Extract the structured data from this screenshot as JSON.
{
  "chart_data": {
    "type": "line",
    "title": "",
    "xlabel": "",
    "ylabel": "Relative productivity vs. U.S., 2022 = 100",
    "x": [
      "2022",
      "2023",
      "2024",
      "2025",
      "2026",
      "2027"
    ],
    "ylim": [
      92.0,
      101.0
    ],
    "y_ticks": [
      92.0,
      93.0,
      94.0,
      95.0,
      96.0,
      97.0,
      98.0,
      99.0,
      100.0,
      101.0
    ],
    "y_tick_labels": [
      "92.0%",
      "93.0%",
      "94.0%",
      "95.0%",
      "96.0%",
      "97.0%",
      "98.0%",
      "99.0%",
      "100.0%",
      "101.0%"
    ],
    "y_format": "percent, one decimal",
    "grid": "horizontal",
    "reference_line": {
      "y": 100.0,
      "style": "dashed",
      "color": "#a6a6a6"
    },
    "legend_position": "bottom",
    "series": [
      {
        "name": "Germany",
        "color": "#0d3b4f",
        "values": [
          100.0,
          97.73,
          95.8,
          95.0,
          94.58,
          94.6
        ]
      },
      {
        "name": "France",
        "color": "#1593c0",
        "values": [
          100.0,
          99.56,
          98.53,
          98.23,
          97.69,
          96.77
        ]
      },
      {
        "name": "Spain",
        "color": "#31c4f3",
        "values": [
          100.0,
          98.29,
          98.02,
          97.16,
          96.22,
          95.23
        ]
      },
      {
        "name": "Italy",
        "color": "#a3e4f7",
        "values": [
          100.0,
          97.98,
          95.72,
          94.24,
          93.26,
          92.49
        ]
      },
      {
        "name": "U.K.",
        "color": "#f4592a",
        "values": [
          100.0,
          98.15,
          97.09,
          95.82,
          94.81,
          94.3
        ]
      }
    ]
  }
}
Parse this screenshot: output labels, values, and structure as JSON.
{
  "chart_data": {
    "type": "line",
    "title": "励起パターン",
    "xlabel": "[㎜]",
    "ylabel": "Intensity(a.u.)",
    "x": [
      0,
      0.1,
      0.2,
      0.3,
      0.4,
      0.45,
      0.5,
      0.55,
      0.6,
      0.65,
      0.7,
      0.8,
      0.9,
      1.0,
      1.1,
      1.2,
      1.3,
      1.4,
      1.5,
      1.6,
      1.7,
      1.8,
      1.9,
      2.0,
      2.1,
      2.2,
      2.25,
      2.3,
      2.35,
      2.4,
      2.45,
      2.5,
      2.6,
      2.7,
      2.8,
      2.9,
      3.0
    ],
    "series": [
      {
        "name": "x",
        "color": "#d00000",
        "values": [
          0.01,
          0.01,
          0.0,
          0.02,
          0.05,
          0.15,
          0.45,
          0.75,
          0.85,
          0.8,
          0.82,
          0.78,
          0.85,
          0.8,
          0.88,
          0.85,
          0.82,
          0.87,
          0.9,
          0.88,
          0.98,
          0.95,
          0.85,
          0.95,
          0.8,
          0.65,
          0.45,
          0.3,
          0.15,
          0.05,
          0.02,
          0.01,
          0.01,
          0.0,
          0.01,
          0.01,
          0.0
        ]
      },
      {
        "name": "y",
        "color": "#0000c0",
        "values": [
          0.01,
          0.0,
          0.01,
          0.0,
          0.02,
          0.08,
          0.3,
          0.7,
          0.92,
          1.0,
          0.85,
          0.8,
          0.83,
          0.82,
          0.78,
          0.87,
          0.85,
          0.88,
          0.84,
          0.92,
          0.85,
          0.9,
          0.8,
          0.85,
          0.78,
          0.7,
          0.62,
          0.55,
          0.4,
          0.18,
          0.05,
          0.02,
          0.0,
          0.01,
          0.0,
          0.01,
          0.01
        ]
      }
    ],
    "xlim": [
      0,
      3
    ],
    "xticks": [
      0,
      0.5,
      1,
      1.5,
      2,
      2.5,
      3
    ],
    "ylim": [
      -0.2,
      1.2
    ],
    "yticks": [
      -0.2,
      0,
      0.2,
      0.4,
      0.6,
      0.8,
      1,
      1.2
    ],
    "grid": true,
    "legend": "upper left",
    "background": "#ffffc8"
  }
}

════

▸ **Work required**
Copy out all the entries shown above, character for character.

▸ **Complete answer**
Extract the structured data from this screenshot as JSON.
{
  "chart_data": {
    "type": "line",
    "title": "",
    "xlabel": "",
    "ylabel": "Relative productivity vs. U.S., 2022 = 100",
    "x": [
      "2022",
      "2023",
      "2024",
      "2025",
      "2026",
      "2027"
    ],
    "ylim": [
      92.0,
      101.0
    ],
    "y_ticks": [
      92.0,
      93.0,
      94.0,
      95.0,
      96.0,
      97.0,
      98.0,
      99.0,
      100.0,
      101.0
    ],
    "y_tick_labels": [
      "92.0%",
      "93.0%",
      "94.0%",
      "95.0%",
      "96.0%",
      "97.0%",
      "98.0%",
      "99.0%",
      "100.0%",
      "101.0%"
    ],
    "y_format": "percent, one decimal",
    "grid": "horizontal",
    "reference_line": {
      "y": 100.0,
      "style": "dashed",
      "color": "#a6a6a6"
    },
    "legend_position": "bottom",
    "series": [
      {
        "name": "Germany",
        "color": "#0d3b4f",
        "values": [
          100.0,
          97.73,
          95.8,
          95.0,
          94.58,
          94.6
        ]
      },
      {
        "name": "France",
        "color": "#1593c0",
        "values": [
          100.0,
          99.56,
          98.53,
          98.23,
          97.69,
          96.77
        ]
      },
      {
        "name": "Spain",
        "color": "#31c4f3",
        "values": [
          100.0,
          98.29,
          98.02,
          97.16,
          96.22,
          95.23
        ]
      },
      {
        "name": "Italy",
        "color": "#a3e4f7",
        "values": [
          100.0,
          97.98,
          95.72,
          94.24,
          93.26,
          92.49
        ]
      },
      {
        "name": "U.K.",
        "color": "#f4592a",
        "values": [
          100.0,
          98.15,
          97.09,
          95.82,
          94.81,
          94.3
        ]
      }
    ]
  }
}
Parse this screenshot: output labels, values, and structure as JSON.
{
  "chart_data": {
    "type": "line",
    "title": "励起パターン",
    "xlabel": "[㎜]",
    "ylabel": "Intensity(a.u.)",
    "x": [
      0,
      0.1,
      0.2,
      0.3,
      0.4,
      0.45,
      0.5,
      0.55,
      0.6,
      0.65,
      0.7,
      0.8,
      0.9,
      1.0,
      1.1,
      1.2,
      1.3,
      1.4,
      1.5,
      1.6,
      1.7,
      1.8,
      1.9,
      2.0,
      2.1,
      2.2,
      2.25,
      2.3,
      2.35,
      2.4,
      2.45,
      2.5,
      2.6,
      2.7,
      2.8,
      2.9,
      3.0
    ],
    "series": [
      {
        "name": "x",
        "color": "#d00000",
        "values": [
          0.01,
          0.01,
          0.0,
          0.02,
          0.05,
          0.15,
          0.45,
          0.75,
          0.85,
          0.8,
          0.82,
          0.78,
          0.85,
          0.8,
          0.88,
          0.85,
          0.82,
          0.87,
          0.9,
          0.88,
          0.98,
          0.95,
          0.85,
          0.95,
          0.8,
          0.65,
          0.45,
          0.3,
          0.15,
          0.05,
          0.02,
          0.01,
          0.01,
          0.0,
          0.01,
          0.01,
          0.0
        ]
      },
      {
        "name": "y",
        "color": "#0000c0",
        "values": [
          0.01,
          0.0,
          0.01,
          0.0,
          0.02,
          0.08,
          0.3,
          0.7,
          0.92,
          1.0,
          0.85,
          0.8,
          0.83,
          0.82,
          0.78,
          0.87,
          0.85,
          0.88,
          0.84,
          0.92,
          0.85,
          0.9,
          0.8,
          0.85,
          0.78,
          0.7,
          0.62,
          0.55,
          0.4,
          0.18,
          0.05,
          0.02,
          0.0,
          0.01,
          0.0,
          0.01,
          0.01
        ]
      }
    ],
    "xlim": [
      0,
      3
    ],
    "xticks": [
      0,
      0.5,
      1,
      1.5,
      2,
      2.5,
      3
    ],
    "ylim": [
      -0.2,
      1.2
    ],
    "yticks": [
      -0.2,
      0,
      0.2,
      0.4,
      0.6,
      0.8,
      1,
      1.2
    ],
    "grid": true,
    "legend": "upper left",
    "background": "#ffffc8"
  }
}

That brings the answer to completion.